# DO THIS
Each line that includes the word "with" counts once; give the total and nothing more.

## Start MATERIALS PROVIDED

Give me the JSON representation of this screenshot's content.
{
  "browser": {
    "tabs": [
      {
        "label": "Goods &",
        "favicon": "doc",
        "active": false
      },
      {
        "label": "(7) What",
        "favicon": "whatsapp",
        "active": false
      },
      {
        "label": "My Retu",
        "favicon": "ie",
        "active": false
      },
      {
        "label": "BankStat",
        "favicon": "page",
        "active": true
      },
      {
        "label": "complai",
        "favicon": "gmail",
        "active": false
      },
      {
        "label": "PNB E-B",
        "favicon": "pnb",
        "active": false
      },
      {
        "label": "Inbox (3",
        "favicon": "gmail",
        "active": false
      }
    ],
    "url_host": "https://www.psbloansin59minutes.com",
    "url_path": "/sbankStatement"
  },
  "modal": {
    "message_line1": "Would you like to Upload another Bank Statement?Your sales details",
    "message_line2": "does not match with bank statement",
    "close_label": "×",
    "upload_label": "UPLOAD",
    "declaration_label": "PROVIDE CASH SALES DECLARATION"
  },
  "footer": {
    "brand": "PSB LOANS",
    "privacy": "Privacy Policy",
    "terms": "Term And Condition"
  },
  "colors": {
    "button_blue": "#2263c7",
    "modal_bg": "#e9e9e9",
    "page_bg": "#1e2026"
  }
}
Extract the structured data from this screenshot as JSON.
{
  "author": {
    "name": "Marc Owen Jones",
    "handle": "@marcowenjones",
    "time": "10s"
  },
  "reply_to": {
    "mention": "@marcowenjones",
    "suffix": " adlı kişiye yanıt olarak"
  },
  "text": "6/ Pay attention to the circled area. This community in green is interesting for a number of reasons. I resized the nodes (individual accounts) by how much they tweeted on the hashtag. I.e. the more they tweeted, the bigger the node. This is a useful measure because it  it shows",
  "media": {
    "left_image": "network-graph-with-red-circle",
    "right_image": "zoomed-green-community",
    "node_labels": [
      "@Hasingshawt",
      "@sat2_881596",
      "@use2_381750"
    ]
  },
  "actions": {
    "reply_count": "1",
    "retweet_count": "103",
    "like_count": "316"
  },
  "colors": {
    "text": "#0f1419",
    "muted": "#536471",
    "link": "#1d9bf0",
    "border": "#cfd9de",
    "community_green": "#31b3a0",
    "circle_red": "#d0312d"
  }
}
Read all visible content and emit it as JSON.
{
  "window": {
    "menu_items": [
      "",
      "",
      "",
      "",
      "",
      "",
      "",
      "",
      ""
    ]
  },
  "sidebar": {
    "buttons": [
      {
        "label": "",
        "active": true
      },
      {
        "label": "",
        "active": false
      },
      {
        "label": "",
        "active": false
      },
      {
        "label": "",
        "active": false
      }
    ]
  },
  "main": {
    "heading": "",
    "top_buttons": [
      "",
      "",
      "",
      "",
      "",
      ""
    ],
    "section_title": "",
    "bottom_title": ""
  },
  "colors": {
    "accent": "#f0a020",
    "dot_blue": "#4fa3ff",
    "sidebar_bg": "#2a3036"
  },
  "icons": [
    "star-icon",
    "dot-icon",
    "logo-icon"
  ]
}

## End MATERIALS PROVIDED

# WRITTEN REPLY
2